Write out the material exactly, with the pictures left out.

(Data entries for graphics)
"""

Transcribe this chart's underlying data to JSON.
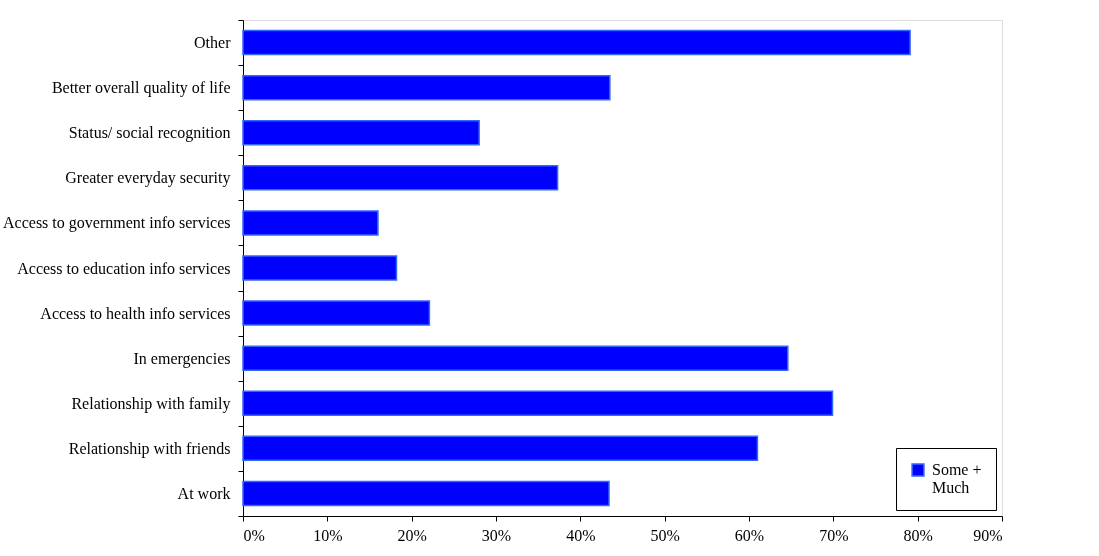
{
  "chart_data": {
    "type": "bar",
    "orientation": "horizontal",
    "categories": [
      "Other",
      "Better overall quality of life",
      "Status/ social recognition",
      "Greater everyday security",
      "Access to government info services",
      "Access to education info services",
      "Access to health info services",
      "In emergencies",
      "Relationship with family",
      "Relationship with friends",
      "At work"
    ],
    "series": [
      {
        "name": "Some + Much",
        "color": "#0000ff",
        "values": [
          79.1,
          43.5,
          28.0,
          37.3,
          16.0,
          18.2,
          22.1,
          64.6,
          69.9,
          61.0,
          43.4
        ]
      }
    ],
    "xlim": [
      0,
      90
    ],
    "xticks": [
      {
        "value": 0,
        "label": "0%"
      },
      {
        "value": 10,
        "label": "10%"
      },
      {
        "value": 20,
        "label": "20%"
      },
      {
        "value": 30,
        "label": "30%"
      },
      {
        "value": 40,
        "label": "40%"
      },
      {
        "value": 50,
        "label": "50%"
      },
      {
        "value": 60,
        "label": "60%"
      },
      {
        "value": 70,
        "label": "70%"
      },
      {
        "value": 80,
        "label": "80%"
      },
      {
        "value": 90,
        "label": "90%"
      }
    ],
    "grid": false,
    "legend": "bottom right"
  }
}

"""

_SOLUTION TO THE PROBLEM:_
Transcribe this chart's underlying data to JSON.
{
  "chart_data": {
    "type": "bar",
    "orientation": "horizontal",
    "categories": [
      "Other",
      "Better overall quality of life",
      "Status/ social recognition",
      "Greater everyday security",
      "Access to government info services",
      "Access to education info services",
      "Access to health info services",
      "In emergencies",
      "Relationship with family",
      "Relationship with friends",
      "At work"
    ],
    "series": [
      {
        "name": "Some + Much",
        "color": "#0000ff",
        "values": [
          79.1,
          43.5,
          28.0,
          37.3,
          16.0,
          18.2,
          22.1,
          64.6,
          69.9,
          61.0,
          43.4
        ]
      }
    ],
    "xlim": [
      0,
      90
    ],
    "xticks": [
      {
        "value": 0,
        "label": "0%"
      },
      {
        "value": 10,
        "label": "10%"
      },
      {
        "value": 20,
        "label": "20%"
      },
      {
        "value": 30,
        "label": "30%"
      },
      {
        "value": 40,
        "label": "40%"
      },
      {
        "value": 50,
        "label": "50%"
      },
      {
        "value": 60,
        "label": "60%"
      },
      {
        "value": 70,
        "label": "70%"
      },
      {
        "value": 80,
        "label": "80%"
      },
      {
        "value": 90,
        "label": "90%"
      }
    ],
    "grid": false,
    "legend": "bottom right"
  }
}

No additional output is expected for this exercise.